_Reading text:_
........

Sunday, October 10, 2004

WHAT A BEAUTIFUL DAY IN THE NEIGHBORHOOD 

Perfect weather. 69 degrees, no humidity to speak of, slight breeze, partly cloudy. This morning I wake up without a hangover, feeling good about life, and I don’t even have to go to work. Yesterday I finally won against the bugs in my computer without having to reformat my hard-drive – knock on wood – and I can sit here at my desk staring at my backyard, the dirt back-alley which divides the blocks of houses and yards, the large yellow butterflies skipping around letting the air carry their featherweights around...

........

_Records shown:_
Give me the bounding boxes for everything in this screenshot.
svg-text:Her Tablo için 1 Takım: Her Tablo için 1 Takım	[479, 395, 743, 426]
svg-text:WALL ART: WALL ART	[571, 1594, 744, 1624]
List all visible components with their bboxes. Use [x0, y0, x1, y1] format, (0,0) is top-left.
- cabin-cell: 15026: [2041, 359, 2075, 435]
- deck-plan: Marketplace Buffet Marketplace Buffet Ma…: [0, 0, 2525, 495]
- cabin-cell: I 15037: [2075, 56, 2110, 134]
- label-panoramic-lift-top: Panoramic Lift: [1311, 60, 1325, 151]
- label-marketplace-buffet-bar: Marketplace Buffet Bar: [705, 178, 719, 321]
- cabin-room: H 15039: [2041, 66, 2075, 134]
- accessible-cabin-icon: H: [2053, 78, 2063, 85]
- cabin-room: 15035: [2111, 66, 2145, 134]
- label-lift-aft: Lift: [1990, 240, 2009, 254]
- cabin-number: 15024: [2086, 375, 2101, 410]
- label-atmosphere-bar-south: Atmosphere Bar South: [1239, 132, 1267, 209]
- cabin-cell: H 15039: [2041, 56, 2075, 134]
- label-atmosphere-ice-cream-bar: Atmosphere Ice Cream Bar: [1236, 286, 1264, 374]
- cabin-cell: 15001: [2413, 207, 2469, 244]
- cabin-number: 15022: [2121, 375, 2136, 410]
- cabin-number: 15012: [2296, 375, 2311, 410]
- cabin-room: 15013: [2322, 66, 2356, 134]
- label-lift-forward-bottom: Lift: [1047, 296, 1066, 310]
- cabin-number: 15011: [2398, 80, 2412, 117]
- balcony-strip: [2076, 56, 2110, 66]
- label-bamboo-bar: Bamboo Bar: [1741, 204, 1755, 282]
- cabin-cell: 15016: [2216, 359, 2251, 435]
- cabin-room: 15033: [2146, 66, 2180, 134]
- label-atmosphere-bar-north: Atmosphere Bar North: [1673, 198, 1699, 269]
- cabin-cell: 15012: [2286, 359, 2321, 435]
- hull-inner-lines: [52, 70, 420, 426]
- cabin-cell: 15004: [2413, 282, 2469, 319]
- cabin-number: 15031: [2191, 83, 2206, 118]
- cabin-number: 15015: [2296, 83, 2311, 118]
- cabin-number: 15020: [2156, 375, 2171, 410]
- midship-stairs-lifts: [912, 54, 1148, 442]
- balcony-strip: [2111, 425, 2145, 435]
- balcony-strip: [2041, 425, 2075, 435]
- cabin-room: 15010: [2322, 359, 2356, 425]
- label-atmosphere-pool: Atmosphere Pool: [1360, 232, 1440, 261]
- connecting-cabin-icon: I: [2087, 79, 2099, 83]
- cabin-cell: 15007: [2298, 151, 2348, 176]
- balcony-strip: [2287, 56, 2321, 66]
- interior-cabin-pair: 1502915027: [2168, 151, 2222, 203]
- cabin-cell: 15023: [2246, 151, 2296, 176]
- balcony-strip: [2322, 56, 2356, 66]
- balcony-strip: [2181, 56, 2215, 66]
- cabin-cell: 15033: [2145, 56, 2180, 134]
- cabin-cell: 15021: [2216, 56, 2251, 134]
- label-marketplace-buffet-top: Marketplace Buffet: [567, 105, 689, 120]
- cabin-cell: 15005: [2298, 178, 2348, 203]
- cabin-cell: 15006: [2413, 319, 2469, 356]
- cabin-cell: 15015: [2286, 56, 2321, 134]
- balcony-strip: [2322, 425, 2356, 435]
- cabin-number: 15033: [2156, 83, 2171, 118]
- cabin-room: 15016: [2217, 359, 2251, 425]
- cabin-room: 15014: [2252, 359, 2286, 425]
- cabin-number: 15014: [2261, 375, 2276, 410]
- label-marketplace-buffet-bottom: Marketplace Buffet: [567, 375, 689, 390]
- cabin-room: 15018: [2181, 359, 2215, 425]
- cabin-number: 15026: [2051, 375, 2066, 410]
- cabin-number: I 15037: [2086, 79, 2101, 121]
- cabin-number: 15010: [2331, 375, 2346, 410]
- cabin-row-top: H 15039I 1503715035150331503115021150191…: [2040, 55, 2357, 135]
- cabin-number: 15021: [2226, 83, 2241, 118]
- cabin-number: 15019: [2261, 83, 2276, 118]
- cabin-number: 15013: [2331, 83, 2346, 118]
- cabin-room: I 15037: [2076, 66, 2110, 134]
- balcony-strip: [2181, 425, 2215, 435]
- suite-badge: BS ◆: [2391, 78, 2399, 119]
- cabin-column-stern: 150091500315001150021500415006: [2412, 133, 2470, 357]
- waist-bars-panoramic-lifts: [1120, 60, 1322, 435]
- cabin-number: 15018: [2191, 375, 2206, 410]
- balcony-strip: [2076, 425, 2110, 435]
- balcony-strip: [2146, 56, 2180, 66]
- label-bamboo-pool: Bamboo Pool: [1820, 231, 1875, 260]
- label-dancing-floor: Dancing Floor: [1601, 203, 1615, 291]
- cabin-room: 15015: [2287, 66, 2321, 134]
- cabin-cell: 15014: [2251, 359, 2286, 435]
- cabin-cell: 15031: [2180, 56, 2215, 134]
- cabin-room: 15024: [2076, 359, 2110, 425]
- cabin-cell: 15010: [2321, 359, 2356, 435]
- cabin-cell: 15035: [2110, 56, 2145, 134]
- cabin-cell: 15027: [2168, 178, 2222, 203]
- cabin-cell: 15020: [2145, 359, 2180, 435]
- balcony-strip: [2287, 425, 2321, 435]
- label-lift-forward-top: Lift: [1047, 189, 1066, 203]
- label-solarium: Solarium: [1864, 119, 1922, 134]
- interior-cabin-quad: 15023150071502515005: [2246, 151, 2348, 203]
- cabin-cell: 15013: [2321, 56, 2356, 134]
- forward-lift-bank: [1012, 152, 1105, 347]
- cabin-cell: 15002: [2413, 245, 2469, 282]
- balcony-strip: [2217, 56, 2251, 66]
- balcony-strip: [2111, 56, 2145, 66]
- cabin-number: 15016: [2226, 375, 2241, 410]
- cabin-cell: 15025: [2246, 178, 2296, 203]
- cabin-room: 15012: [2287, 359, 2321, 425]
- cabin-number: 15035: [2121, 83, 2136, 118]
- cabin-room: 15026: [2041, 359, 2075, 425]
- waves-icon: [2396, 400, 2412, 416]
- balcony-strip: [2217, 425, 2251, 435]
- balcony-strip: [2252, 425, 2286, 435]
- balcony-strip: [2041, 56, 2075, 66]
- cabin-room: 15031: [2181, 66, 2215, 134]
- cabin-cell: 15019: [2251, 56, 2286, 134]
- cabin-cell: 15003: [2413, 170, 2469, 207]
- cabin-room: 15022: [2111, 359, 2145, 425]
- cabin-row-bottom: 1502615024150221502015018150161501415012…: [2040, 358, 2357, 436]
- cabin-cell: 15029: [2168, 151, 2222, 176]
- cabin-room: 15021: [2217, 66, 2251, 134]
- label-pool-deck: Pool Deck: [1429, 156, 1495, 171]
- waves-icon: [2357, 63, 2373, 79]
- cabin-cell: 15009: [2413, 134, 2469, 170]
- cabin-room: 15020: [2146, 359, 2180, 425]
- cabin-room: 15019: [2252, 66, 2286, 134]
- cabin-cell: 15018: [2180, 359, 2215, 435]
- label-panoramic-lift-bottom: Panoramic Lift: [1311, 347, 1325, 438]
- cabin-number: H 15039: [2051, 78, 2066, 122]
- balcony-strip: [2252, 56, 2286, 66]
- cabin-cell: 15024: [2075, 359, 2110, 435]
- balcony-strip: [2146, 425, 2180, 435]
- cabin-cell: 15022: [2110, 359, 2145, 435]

........

_Given exercise 1:_ Which weather conditions does the text about a beautiful day in the neighborhood list for that day?
_Given exercise 2:_ In the listing, take the lines from its first line up to and including the line with "List all visible". Replace "WALL ART" with "WALL DECOR" and change nothing else. Return only those lines.

_Written response 1:_
- 69 degrees
- no humidity to speak of
- slight breeze
- partly cloudy

_Written response 2:_
Give me the bounding boxes for everything in this screenshot.
svg-text:Her Tablo için 1 Takım: Her Tablo için 1 Takım	[479, 395, 743, 426]
svg-text:WALL DECOR: WALL DECOR	[571, 1594, 744, 1624]
List all visible components with their bboxes. Use [x0, y0, x1, y1] format, (0,0) is top-left.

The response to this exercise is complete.